## Start RECORDED DATA

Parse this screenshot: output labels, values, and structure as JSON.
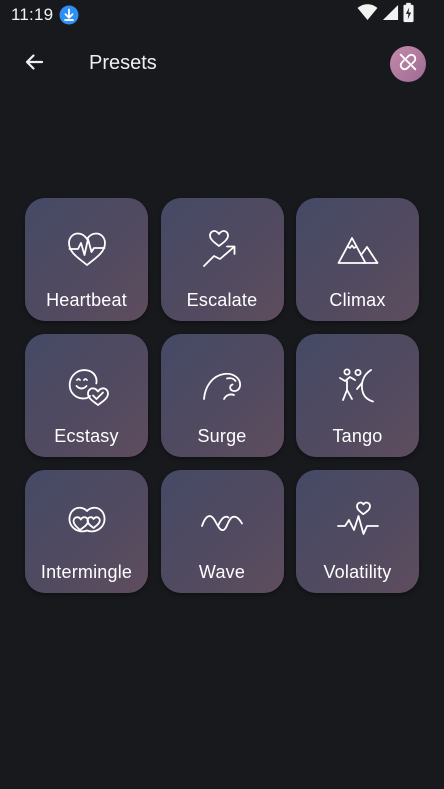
{
  "status_bar": {
    "time": "11:19",
    "icons": [
      "download-icon",
      "wifi-icon",
      "signal-icon",
      "battery-icon"
    ]
  },
  "app_bar": {
    "back_icon": "arrow-back-icon",
    "title": "Presets",
    "action_icon": "link-off-icon"
  },
  "colors": {
    "background": "#17191d",
    "tile_gradient_start": "#454a66",
    "tile_gradient_end": "#5e4d5e",
    "accent": "#c38bab",
    "download_badge": "#2f8ff5"
  },
  "presets": [
    {
      "label": "Heartbeat",
      "icon": "heartbeat-icon"
    },
    {
      "label": "Escalate",
      "icon": "heart-rising-arrow-icon"
    },
    {
      "label": "Climax",
      "icon": "mountain-peaks-icon"
    },
    {
      "label": "Ecstasy",
      "icon": "smiley-heart-icon"
    },
    {
      "label": "Surge",
      "icon": "ocean-wave-icon"
    },
    {
      "label": "Tango",
      "icon": "dancing-figure-icon"
    },
    {
      "label": "Intermingle",
      "icon": "intertwined-hearts-icon"
    },
    {
      "label": "Wave",
      "icon": "sine-wave-icon"
    },
    {
      "label": "Volatility",
      "icon": "heart-pulse-line-icon"
    }
  ]
}
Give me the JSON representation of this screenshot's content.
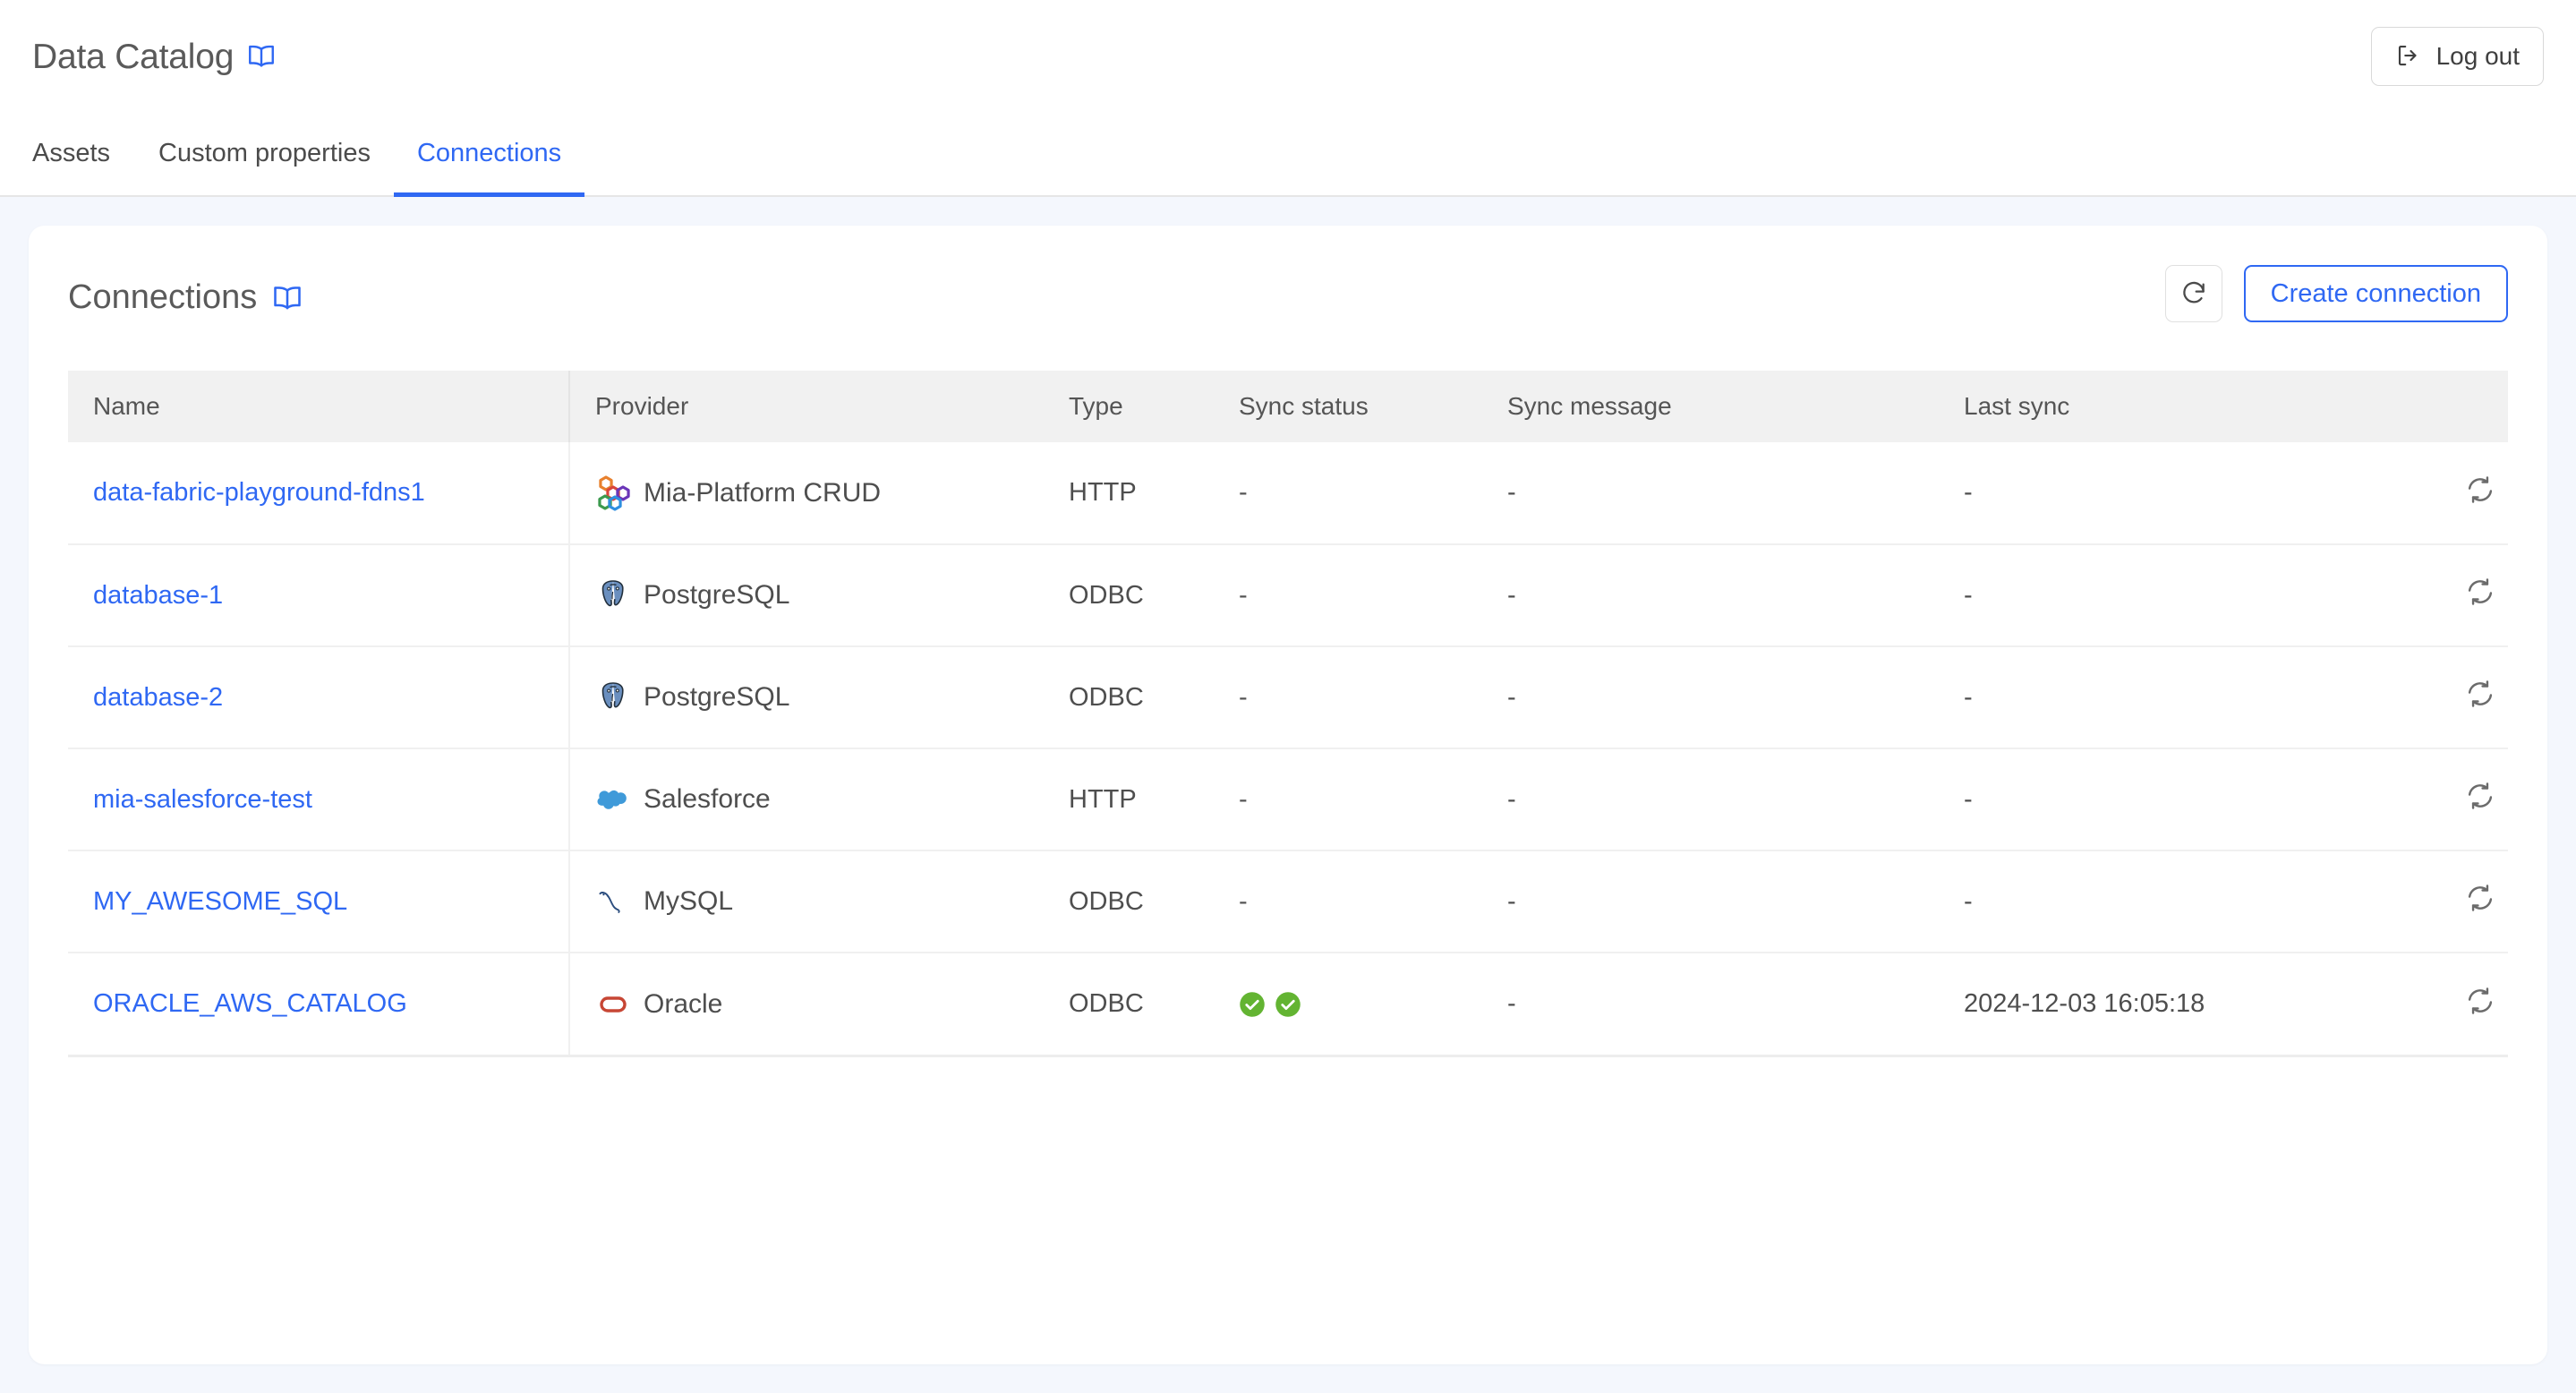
{
  "header": {
    "app_title": "Data Catalog",
    "book_icon": "book-icon",
    "logout_label": "Log out",
    "logout_icon": "logout-icon"
  },
  "tabs": [
    {
      "label": "Assets",
      "active": false
    },
    {
      "label": "Custom properties",
      "active": false
    },
    {
      "label": "Connections",
      "active": true
    }
  ],
  "card": {
    "title": "Connections",
    "book_icon": "book-icon",
    "refresh_icon": "refresh-icon",
    "create_label": "Create connection"
  },
  "table": {
    "columns": [
      "Name",
      "Provider",
      "Type",
      "Sync status",
      "Sync message",
      "Last sync"
    ],
    "row_action_icon": "sync-icon",
    "rows": [
      {
        "name": "data-fabric-playground-fdns1",
        "provider": "Mia-Platform CRUD",
        "provider_icon": "mia-platform-icon",
        "type": "HTTP",
        "sync_status": [],
        "sync_status_text": "-",
        "sync_message": "-",
        "last_sync": "-"
      },
      {
        "name": "database-1",
        "provider": "PostgreSQL",
        "provider_icon": "postgresql-icon",
        "type": "ODBC",
        "sync_status": [],
        "sync_status_text": "-",
        "sync_message": "-",
        "last_sync": "-"
      },
      {
        "name": "database-2",
        "provider": "PostgreSQL",
        "provider_icon": "postgresql-icon",
        "type": "ODBC",
        "sync_status": [],
        "sync_status_text": "-",
        "sync_message": "-",
        "last_sync": "-"
      },
      {
        "name": "mia-salesforce-test",
        "provider": "Salesforce",
        "provider_icon": "salesforce-icon",
        "type": "HTTP",
        "sync_status": [],
        "sync_status_text": "-",
        "sync_message": "-",
        "last_sync": "-"
      },
      {
        "name": "MY_AWESOME_SQL",
        "provider": "MySQL",
        "provider_icon": "mysql-icon",
        "type": "ODBC",
        "sync_status": [],
        "sync_status_text": "-",
        "sync_message": "-",
        "last_sync": "-"
      },
      {
        "name": "ORACLE_AWS_CATALOG",
        "provider": "Oracle",
        "provider_icon": "oracle-icon",
        "type": "ODBC",
        "sync_status": [
          "success",
          "success"
        ],
        "sync_status_text": "",
        "sync_message": "-",
        "last_sync": "2024-12-03 16:05:18"
      }
    ]
  },
  "colors": {
    "accent": "#2f68f3",
    "page_bg": "#f4f7fd",
    "header_bg": "#f1f1f1",
    "success": "#63b432",
    "text": "#4e4e4e"
  }
}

## End RECORDED DATA

→ **DESCRIPTION OF THE TASK**: Gather, from the listing above, every line carrying the word "JSON".

→ **PROBLEM SOLUTION**:
Parse this screenshot: output labels, values, and structure as JSON.
Give me the JSON representation of this screenshot's content.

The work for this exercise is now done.